─── Task material ───
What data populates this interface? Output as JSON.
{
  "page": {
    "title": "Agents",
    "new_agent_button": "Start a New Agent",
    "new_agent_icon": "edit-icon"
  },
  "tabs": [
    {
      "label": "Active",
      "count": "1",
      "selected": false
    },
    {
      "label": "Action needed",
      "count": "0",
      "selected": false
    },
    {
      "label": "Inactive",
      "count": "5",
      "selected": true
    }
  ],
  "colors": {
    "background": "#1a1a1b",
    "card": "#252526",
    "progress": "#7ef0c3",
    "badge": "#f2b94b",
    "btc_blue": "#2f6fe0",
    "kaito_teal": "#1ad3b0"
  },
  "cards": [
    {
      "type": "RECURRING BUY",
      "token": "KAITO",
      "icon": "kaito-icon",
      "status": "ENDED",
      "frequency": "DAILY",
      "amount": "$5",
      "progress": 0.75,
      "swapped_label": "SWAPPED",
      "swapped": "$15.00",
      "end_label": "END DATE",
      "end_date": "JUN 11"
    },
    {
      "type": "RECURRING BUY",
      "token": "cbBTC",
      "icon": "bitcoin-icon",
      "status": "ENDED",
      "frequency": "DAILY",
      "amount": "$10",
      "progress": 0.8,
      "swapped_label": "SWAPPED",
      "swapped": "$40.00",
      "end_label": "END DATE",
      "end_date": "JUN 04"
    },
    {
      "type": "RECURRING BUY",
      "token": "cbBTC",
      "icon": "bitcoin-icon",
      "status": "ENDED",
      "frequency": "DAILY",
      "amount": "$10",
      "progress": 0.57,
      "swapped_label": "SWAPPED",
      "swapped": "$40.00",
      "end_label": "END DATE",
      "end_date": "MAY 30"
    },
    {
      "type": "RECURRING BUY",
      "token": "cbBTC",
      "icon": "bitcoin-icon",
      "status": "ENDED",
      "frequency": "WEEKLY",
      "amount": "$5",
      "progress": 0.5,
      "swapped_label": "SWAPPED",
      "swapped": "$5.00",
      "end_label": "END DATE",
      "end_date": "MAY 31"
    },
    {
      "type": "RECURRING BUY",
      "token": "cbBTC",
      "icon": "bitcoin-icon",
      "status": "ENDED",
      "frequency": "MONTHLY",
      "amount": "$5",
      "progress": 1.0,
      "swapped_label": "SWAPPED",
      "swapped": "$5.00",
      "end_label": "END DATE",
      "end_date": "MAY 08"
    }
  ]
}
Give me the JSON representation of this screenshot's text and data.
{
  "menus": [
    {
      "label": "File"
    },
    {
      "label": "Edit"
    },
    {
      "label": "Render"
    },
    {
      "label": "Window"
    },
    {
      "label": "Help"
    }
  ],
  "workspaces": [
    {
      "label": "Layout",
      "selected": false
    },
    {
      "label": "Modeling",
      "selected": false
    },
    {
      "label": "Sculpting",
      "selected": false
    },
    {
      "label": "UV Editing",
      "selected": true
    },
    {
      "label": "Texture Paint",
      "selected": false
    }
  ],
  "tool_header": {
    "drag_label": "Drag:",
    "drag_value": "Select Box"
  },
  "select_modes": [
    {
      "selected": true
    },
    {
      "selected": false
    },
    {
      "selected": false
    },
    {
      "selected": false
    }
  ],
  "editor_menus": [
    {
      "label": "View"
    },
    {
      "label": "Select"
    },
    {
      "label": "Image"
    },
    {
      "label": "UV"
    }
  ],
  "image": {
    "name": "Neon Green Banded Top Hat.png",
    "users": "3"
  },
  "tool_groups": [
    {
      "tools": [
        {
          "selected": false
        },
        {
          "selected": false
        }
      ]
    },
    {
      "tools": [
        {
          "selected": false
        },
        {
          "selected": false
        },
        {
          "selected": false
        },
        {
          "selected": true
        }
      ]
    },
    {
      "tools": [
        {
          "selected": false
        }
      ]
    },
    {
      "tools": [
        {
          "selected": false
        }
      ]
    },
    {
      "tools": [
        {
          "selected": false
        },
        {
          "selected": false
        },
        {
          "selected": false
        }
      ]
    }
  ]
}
───
Set exercise: Copy out every line in the entries above that holds "progress".

Solution for this exercise:
    "progress": "#7ef0c3",
      "progress": 0.75,
      "progress": 0.8,
      "progress": 0.57,
      "progress": 0.5,
      "progress": 1.0,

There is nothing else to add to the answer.